## BEGIN

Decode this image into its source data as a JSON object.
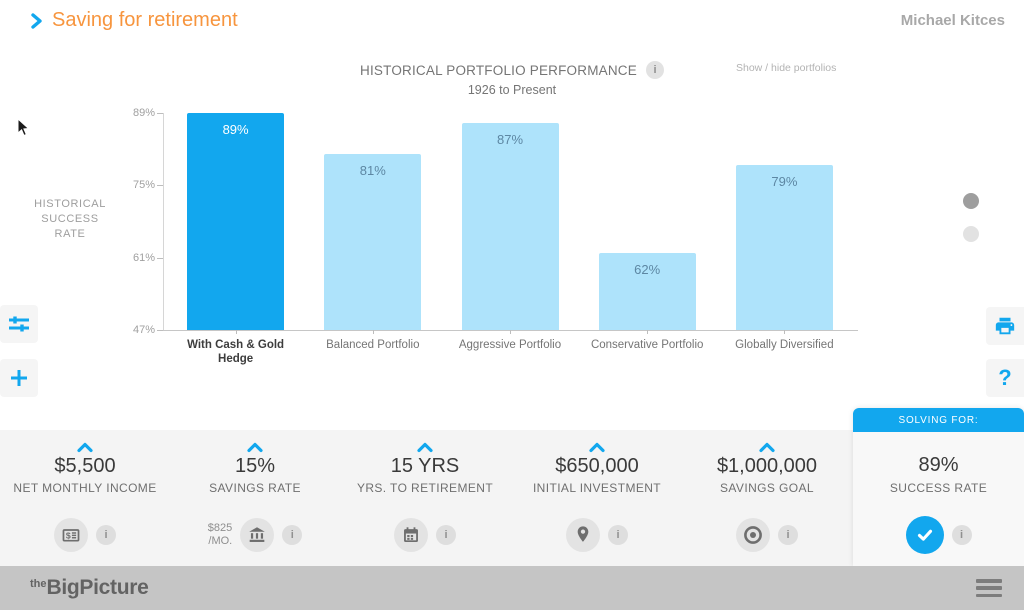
{
  "header": {
    "title": "Saving for retirement",
    "user": "Michael Kitces"
  },
  "chart": {
    "title": "HISTORICAL PORTFOLIO PERFORMANCE",
    "subtitle": "1926 to Present",
    "show_hide_label": "Show / hide portfolios",
    "y_axis_label_lines": [
      "HISTORICAL",
      "SUCCESS",
      "RATE"
    ]
  },
  "chart_data": {
    "type": "bar",
    "categories": [
      "With Cash & Gold Hedge",
      "Balanced Portfolio",
      "Aggressive Portfolio",
      "Conservative Portfolio",
      "Globally Diversified"
    ],
    "values": [
      89,
      81,
      87,
      62,
      79
    ],
    "value_labels": [
      "89%",
      "81%",
      "87%",
      "62%",
      "79%"
    ],
    "title": "HISTORICAL PORTFOLIO PERFORMANCE",
    "subtitle": "1926 to Present",
    "ylabel": "HISTORICAL SUCCESS RATE",
    "ylim": [
      47,
      89
    ],
    "yticks": [
      89,
      75,
      61,
      47
    ],
    "ytick_labels": [
      "89%",
      "75%",
      "61%",
      "47%"
    ],
    "highlight_index": 0,
    "bar_color_highlight": "#12a7ee",
    "bar_color_normal": "#aee3fb",
    "value_color_highlight": "#ffffff",
    "value_color_normal": "#5d87a3",
    "grid": false,
    "legend": false
  },
  "inputs": [
    {
      "value": "$5,500",
      "label": "NET MONTHLY INCOME"
    },
    {
      "value": "15%",
      "label": "SAVINGS RATE",
      "sub_value": "$825",
      "sub_unit": "/MO."
    },
    {
      "value": "15 YRS",
      "label": "YRS. TO RETIREMENT"
    },
    {
      "value": "$650,000",
      "label": "INITIAL INVESTMENT"
    },
    {
      "value": "$1,000,000",
      "label": "SAVINGS GOAL"
    }
  ],
  "solving": {
    "header": "SOLVING FOR:",
    "value": "89%",
    "label": "SUCCESS RATE"
  },
  "footer": {
    "logo_prefix": "the",
    "logo_name": "BigPicture"
  },
  "icons": {
    "info": "i",
    "question": "?"
  },
  "colors": {
    "accent_blue": "#12a7ee",
    "accent_orange": "#f7953e",
    "light_blue": "#aee3fb"
  }
}
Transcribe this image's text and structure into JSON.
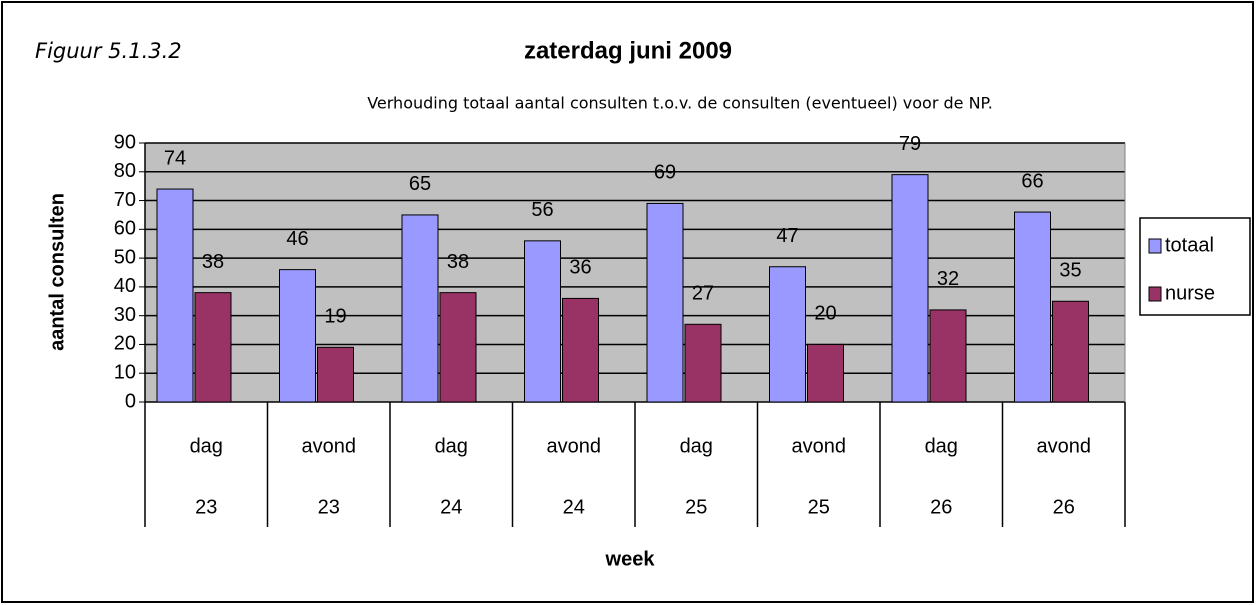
{
  "chart_data": {
    "type": "bar",
    "figure_label": "Figuur 5.1.3.2",
    "title": "zaterdag juni 2009",
    "subtitle": "Verhouding totaal aantal consulten t.o.v. de consulten (eventueel) voor de NP.",
    "x_label": "week",
    "y_label": "aantal consulten",
    "categories": [
      "dag",
      "avond",
      "dag",
      "avond",
      "dag",
      "avond",
      "dag",
      "avond"
    ],
    "weeks": [
      "23",
      "23",
      "24",
      "24",
      "25",
      "25",
      "26",
      "26"
    ],
    "series": [
      {
        "name": "totaal",
        "color": "#9999ff",
        "values": [
          74,
          46,
          65,
          56,
          69,
          47,
          79,
          66
        ]
      },
      {
        "name": "nurse",
        "color": "#993366",
        "values": [
          38,
          19,
          38,
          36,
          27,
          20,
          32,
          35
        ]
      }
    ],
    "ylim": [
      0,
      90
    ],
    "yticks": [
      0,
      10,
      20,
      30,
      40,
      50,
      60,
      70,
      80,
      90
    ],
    "grid": true,
    "plot_background": "#c0c0c0",
    "legend": "right"
  }
}
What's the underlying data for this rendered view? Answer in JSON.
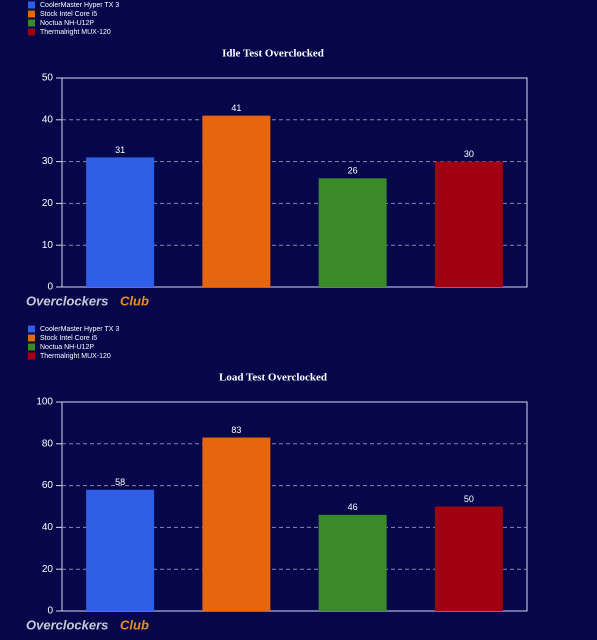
{
  "chart_data": [
    {
      "type": "bar",
      "title": "Idle Test Overclocked",
      "categories": [
        null
      ],
      "series": [
        {
          "name": "CoolerMaster Hyper TX 3",
          "color": "#2f5fe6",
          "values": [
            31
          ]
        },
        {
          "name": "Stock Intel Core i5",
          "color": "#e8650f",
          "values": [
            41
          ]
        },
        {
          "name": "Noctua NH-U12P",
          "color": "#3b8a2a",
          "values": [
            26
          ]
        },
        {
          "name": "Thermalright MUX-120",
          "color": "#a0000f",
          "values": [
            30
          ]
        }
      ],
      "ylim": [
        0,
        50
      ],
      "yticks": [
        0,
        10,
        20,
        30,
        40,
        50
      ],
      "grid": true,
      "logo": [
        "Overclockers",
        "Club"
      ]
    },
    {
      "type": "bar",
      "title": "Load Test Overclocked",
      "categories": [
        null
      ],
      "series": [
        {
          "name": "CoolerMaster Hyper TX 3",
          "color": "#2f5fe6",
          "values": [
            58
          ]
        },
        {
          "name": "Stock Intel Core i5",
          "color": "#e8650f",
          "values": [
            83
          ]
        },
        {
          "name": "Noctua NH-U12P",
          "color": "#3b8a2a",
          "values": [
            46
          ]
        },
        {
          "name": "Thermalright MUX-120",
          "color": "#a0000f",
          "values": [
            50
          ]
        }
      ],
      "ylim": [
        0,
        100
      ],
      "yticks": [
        0,
        20,
        40,
        60,
        80,
        100
      ],
      "grid": true,
      "logo": [
        "Overclockers",
        "Club"
      ]
    }
  ]
}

## END

▶ _Set problem_
Pictures are not part of the copy; output everything else in the records exactly.

▶ _Written solution_
Decode this image into its source data as a JSON object.
{
  "header": {
    "title": "Saving for retirement",
    "user": "Michael Kitces"
  },
  "chart": {
    "title": "HISTORICAL PORTFOLIO PERFORMANCE",
    "subtitle": "1926 to Present",
    "show_hide_label": "Show / hide portfolios",
    "y_axis_label_lines": [
      "HISTORICAL",
      "SUCCESS",
      "RATE"
    ]
  },
  "chart_data": {
    "type": "bar",
    "categories": [
      "With Cash & Gold Hedge",
      "Balanced Portfolio",
      "Aggressive Portfolio",
      "Conservative Portfolio",
      "Globally Diversified"
    ],
    "values": [
      89,
      81,
      87,
      62,
      79
    ],
    "value_labels": [
      "89%",
      "81%",
      "87%",
      "62%",
      "79%"
    ],
    "title": "HISTORICAL PORTFOLIO PERFORMANCE",
    "subtitle": "1926 to Present",
    "ylabel": "HISTORICAL SUCCESS RATE",
    "ylim": [
      47,
      89
    ],
    "yticks": [
      89,
      75,
      61,
      47
    ],
    "ytick_labels": [
      "89%",
      "75%",
      "61%",
      "47%"
    ],
    "highlight_index": 0,
    "bar_color_highlight": "#12a7ee",
    "bar_color_normal": "#aee3fb",
    "value_color_highlight": "#ffffff",
    "value_color_normal": "#5d87a3",
    "grid": false,
    "legend": false
  },
  "inputs": [
    {
      "value": "$5,500",
      "label": "NET MONTHLY INCOME"
    },
    {
      "value": "15%",
      "label": "SAVINGS RATE",
      "sub_value": "$825",
      "sub_unit": "/MO."
    },
    {
      "value": "15 YRS",
      "label": "YRS. TO RETIREMENT"
    },
    {
      "value": "$650,000",
      "label": "INITIAL INVESTMENT"
    },
    {
      "value": "$1,000,000",
      "label": "SAVINGS GOAL"
    }
  ],
  "solving": {
    "header": "SOLVING FOR:",
    "value": "89%",
    "label": "SUCCESS RATE"
  },
  "footer": {
    "logo_prefix": "the",
    "logo_name": "BigPicture"
  },
  "icons": {
    "info": "i",
    "question": "?"
  },
  "colors": {
    "accent_blue": "#12a7ee",
    "accent_orange": "#f7953e",
    "light_blue": "#aee3fb"
  }
}
Transcribe this image's text and structure into JSON.
{
  "chart_data": {
    "type": "bar",
    "figure_label": "Figuur 5.1.3.2",
    "title": "zaterdag juni 2009",
    "subtitle": "Verhouding totaal aantal consulten t.o.v. de consulten (eventueel) voor de NP.",
    "x_label": "week",
    "y_label": "aantal consulten",
    "categories": [
      "dag",
      "avond",
      "dag",
      "avond",
      "dag",
      "avond",
      "dag",
      "avond"
    ],
    "weeks": [
      "23",
      "23",
      "24",
      "24",
      "25",
      "25",
      "26",
      "26"
    ],
    "series": [
      {
        "name": "totaal",
        "color": "#9999ff",
        "values": [
          74,
          46,
          65,
          56,
          69,
          47,
          79,
          66
        ]
      },
      {
        "name": "nurse",
        "color": "#993366",
        "values": [
          38,
          19,
          38,
          36,
          27,
          20,
          32,
          35
        ]
      }
    ],
    "ylim": [
      0,
      90
    ],
    "yticks": [
      0,
      10,
      20,
      30,
      40,
      50,
      60,
      70,
      80,
      90
    ],
    "grid": true,
    "plot_background": "#c0c0c0",
    "legend": "right"
  }
}
What's the underlying data for this rendered view? Answer in JSON.
{
  "chart_data": [
    {
      "type": "bar",
      "title": "Idle Test Overclocked",
      "categories": [
        null
      ],
      "series": [
        {
          "name": "CoolerMaster Hyper TX 3",
          "color": "#2f5fe6",
          "values": [
            31
          ]
        },
        {
          "name": "Stock Intel Core i5",
          "color": "#e8650f",
          "values": [
            41
          ]
        },
        {
          "name": "Noctua NH-U12P",
          "color": "#3b8a2a",
          "values": [
            26
          ]
        },
        {
          "name": "Thermalright MUX-120",
          "color": "#a0000f",
          "values": [
            30
          ]
        }
      ],
      "ylim": [
        0,
        50
      ],
      "yticks": [
        0,
        10,
        20,
        30,
        40,
        50
      ],
      "grid": true,
      "logo": [
        "Overclockers",
        "Club"
      ]
    },
    {
      "type": "bar",
      "title": "Load Test Overclocked",
      "categories": [
        null
      ],
      "series": [
        {
          "name": "CoolerMaster Hyper TX 3",
          "color": "#2f5fe6",
          "values": [
            58
          ]
        },
        {
          "name": "Stock Intel Core i5",
          "color": "#e8650f",
          "values": [
            83
          ]
        },
        {
          "name": "Noctua NH-U12P",
          "color": "#3b8a2a",
          "values": [
            46
          ]
        },
        {
          "name": "Thermalright MUX-120",
          "color": "#a0000f",
          "values": [
            50
          ]
        }
      ],
      "ylim": [
        0,
        100
      ],
      "yticks": [
        0,
        20,
        40,
        60,
        80,
        100
      ],
      "grid": true,
      "logo": [
        "Overclockers",
        "Club"
      ]
    }
  ]
}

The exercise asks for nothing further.